Short exercise — Look through the records below, and copy out every line that holds the string "panel".

Material to process —
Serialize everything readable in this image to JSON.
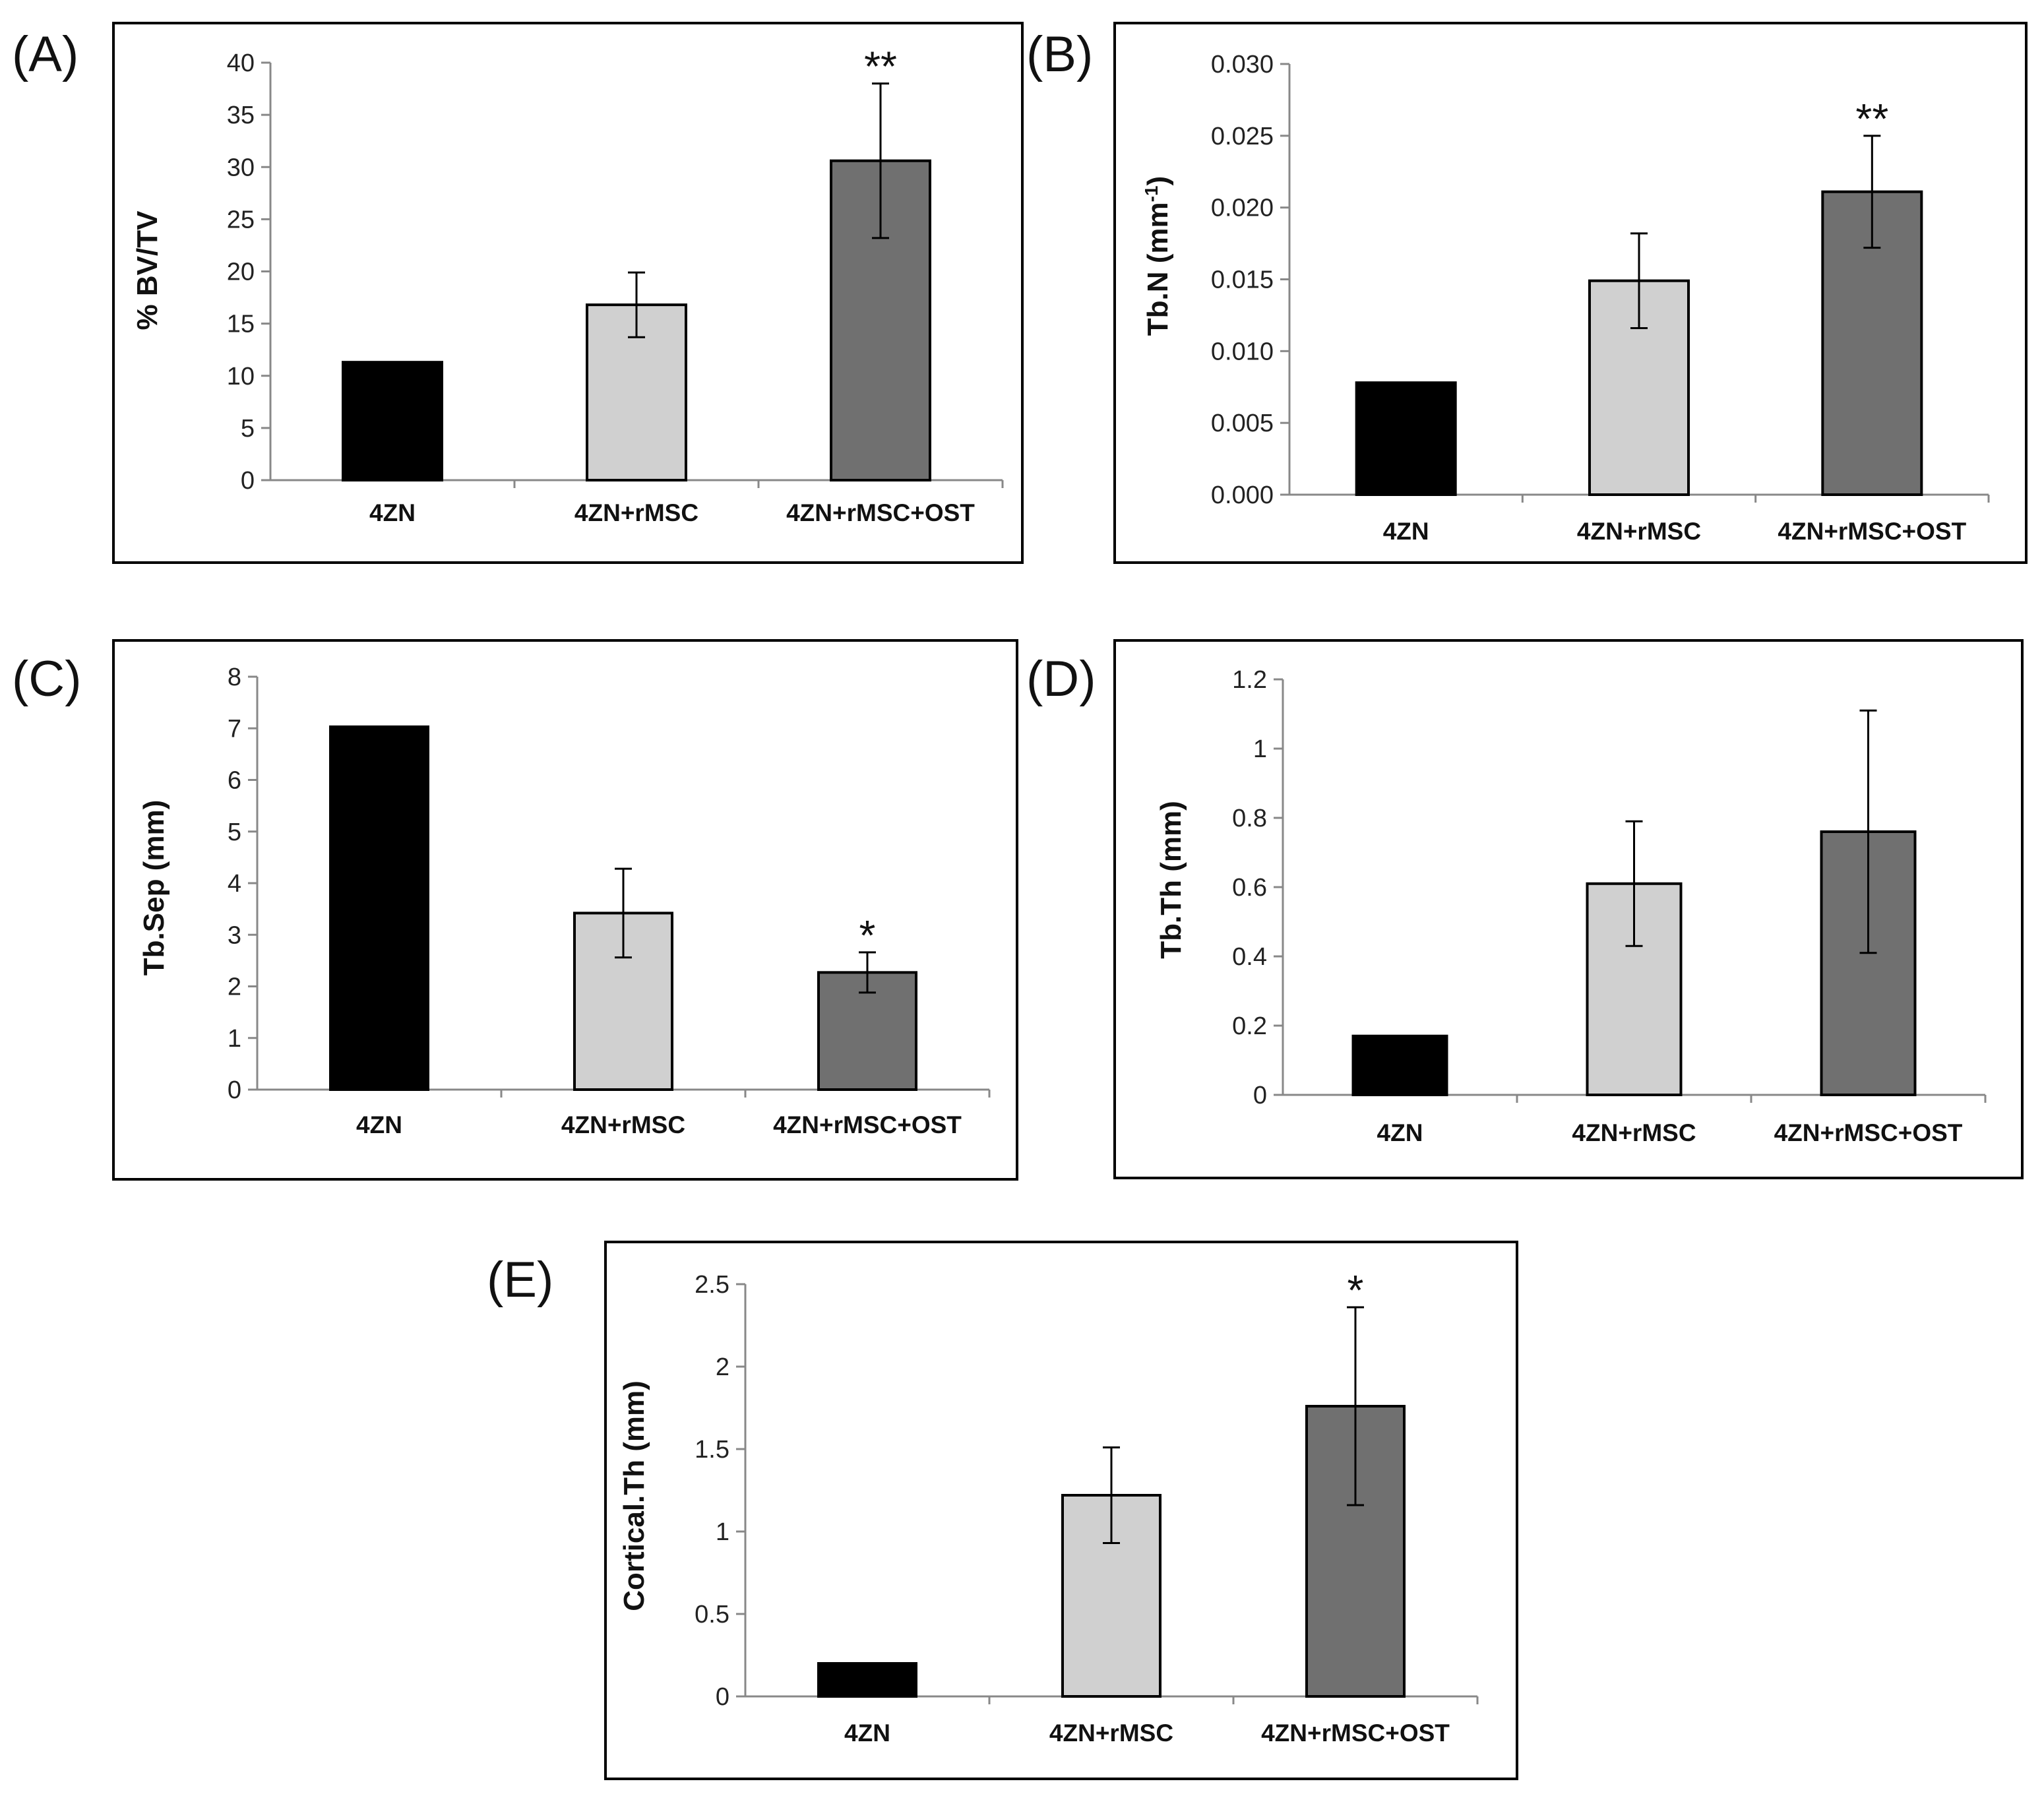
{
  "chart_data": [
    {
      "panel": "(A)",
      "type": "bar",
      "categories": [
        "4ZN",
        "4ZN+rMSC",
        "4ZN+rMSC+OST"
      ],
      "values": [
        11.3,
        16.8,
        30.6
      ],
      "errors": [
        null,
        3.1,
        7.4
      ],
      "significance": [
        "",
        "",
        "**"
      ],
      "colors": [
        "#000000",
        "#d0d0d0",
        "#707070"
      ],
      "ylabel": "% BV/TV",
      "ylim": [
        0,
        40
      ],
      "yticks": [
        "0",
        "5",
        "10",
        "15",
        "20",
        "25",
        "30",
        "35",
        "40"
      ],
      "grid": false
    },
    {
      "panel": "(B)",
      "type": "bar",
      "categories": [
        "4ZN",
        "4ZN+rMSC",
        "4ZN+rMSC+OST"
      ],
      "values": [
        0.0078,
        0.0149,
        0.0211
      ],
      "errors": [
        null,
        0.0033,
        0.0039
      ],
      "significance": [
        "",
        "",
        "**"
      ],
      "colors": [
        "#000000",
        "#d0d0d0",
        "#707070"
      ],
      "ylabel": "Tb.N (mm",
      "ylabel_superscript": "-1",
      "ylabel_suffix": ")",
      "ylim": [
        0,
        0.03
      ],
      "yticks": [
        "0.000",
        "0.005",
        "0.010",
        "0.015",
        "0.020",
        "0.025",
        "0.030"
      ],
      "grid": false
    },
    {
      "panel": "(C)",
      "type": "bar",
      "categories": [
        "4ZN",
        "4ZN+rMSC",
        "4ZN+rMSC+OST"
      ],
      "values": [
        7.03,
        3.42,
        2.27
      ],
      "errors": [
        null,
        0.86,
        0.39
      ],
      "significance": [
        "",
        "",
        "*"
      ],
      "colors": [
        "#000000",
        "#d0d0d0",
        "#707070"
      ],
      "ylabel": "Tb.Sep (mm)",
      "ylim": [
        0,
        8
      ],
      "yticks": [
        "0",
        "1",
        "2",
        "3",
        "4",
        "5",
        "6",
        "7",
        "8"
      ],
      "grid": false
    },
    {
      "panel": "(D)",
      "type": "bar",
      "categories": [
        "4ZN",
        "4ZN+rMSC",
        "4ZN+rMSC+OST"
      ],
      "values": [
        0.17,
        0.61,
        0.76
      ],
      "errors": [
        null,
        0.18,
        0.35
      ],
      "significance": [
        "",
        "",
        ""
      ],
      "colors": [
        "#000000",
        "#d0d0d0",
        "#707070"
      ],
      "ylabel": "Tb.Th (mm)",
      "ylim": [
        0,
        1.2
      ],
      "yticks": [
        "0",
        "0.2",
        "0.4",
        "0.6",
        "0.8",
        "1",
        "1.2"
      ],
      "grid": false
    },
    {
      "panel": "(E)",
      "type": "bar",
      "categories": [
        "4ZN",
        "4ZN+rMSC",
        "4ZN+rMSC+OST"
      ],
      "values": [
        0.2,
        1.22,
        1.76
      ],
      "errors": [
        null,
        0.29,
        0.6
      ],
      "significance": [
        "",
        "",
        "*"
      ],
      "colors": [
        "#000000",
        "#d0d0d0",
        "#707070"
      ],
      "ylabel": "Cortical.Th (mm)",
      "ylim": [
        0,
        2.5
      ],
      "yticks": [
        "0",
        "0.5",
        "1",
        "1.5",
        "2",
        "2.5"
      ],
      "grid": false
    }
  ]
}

Finished exercise —
      "panel": "(A)",
      "panel": "(B)",
      "panel": "(C)",
      "panel": "(D)",
      "panel": "(E)",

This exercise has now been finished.